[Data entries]

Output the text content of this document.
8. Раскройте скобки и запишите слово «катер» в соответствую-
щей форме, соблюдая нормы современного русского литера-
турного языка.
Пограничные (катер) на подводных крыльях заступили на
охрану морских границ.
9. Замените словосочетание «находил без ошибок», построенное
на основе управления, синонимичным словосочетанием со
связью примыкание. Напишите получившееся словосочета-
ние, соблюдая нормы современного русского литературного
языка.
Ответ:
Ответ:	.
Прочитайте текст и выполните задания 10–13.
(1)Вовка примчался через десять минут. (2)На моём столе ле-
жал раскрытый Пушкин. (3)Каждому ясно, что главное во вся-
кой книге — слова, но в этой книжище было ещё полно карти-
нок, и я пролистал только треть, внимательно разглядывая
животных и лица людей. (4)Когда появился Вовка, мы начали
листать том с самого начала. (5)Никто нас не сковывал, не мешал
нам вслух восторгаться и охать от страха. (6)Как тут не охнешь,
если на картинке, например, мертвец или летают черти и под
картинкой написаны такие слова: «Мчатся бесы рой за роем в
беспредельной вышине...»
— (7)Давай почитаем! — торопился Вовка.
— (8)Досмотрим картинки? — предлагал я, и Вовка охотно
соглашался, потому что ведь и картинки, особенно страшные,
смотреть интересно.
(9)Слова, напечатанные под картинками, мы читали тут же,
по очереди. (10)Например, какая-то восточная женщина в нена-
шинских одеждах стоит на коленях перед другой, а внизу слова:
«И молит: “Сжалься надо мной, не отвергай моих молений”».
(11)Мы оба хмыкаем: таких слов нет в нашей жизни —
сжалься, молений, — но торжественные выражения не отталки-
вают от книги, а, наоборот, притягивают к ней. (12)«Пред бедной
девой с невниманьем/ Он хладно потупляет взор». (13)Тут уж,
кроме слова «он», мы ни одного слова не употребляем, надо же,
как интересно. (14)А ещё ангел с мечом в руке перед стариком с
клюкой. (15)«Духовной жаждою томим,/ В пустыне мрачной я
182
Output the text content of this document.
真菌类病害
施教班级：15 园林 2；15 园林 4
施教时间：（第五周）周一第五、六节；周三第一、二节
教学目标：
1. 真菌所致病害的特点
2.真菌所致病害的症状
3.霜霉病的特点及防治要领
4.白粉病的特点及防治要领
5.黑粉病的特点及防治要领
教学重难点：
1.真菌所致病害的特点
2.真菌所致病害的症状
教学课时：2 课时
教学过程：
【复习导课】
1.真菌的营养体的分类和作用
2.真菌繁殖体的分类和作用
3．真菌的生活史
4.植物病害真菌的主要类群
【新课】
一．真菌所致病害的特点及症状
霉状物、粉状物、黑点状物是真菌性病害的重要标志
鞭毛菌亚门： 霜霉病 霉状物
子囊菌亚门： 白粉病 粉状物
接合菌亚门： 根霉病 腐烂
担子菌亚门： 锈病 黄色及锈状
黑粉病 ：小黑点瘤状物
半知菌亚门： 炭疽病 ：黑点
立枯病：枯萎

■ EXERCISE INSTRUCTIONS
Go over the data above and copy every line that has the word "нормы" in it.

■ RESULT OF THIS EXERCISE
щей форме, соблюдая нормы современного русского литера-
ние, соблюдая нормы современного русского литературного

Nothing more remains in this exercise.